- Work to complete
Lines containing the word "Promover" are to be counted; state their number and nothing further.

- Rows from a dataset
........
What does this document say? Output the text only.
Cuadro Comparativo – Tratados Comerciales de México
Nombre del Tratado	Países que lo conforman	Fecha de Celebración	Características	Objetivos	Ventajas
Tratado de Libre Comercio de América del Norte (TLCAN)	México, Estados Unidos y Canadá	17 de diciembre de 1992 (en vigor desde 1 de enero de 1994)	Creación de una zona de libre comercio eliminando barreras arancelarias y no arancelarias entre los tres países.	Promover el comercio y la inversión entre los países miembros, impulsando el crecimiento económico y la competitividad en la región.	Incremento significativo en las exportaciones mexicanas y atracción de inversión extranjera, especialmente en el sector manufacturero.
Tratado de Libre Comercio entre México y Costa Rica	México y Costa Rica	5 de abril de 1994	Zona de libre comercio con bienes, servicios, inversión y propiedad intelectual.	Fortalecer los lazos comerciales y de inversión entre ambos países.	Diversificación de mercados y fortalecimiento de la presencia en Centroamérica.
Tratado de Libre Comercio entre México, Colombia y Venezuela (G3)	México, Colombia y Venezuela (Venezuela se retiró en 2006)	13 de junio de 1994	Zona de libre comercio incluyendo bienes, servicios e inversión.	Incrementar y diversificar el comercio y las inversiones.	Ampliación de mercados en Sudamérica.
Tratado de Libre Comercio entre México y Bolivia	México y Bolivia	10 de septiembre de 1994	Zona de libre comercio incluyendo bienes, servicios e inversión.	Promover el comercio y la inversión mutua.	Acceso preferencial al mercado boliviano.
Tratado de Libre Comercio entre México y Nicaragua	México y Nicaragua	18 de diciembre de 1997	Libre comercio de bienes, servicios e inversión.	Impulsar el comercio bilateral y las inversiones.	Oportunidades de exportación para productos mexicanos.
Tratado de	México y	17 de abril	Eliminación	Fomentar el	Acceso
........
- Solution to the problem
2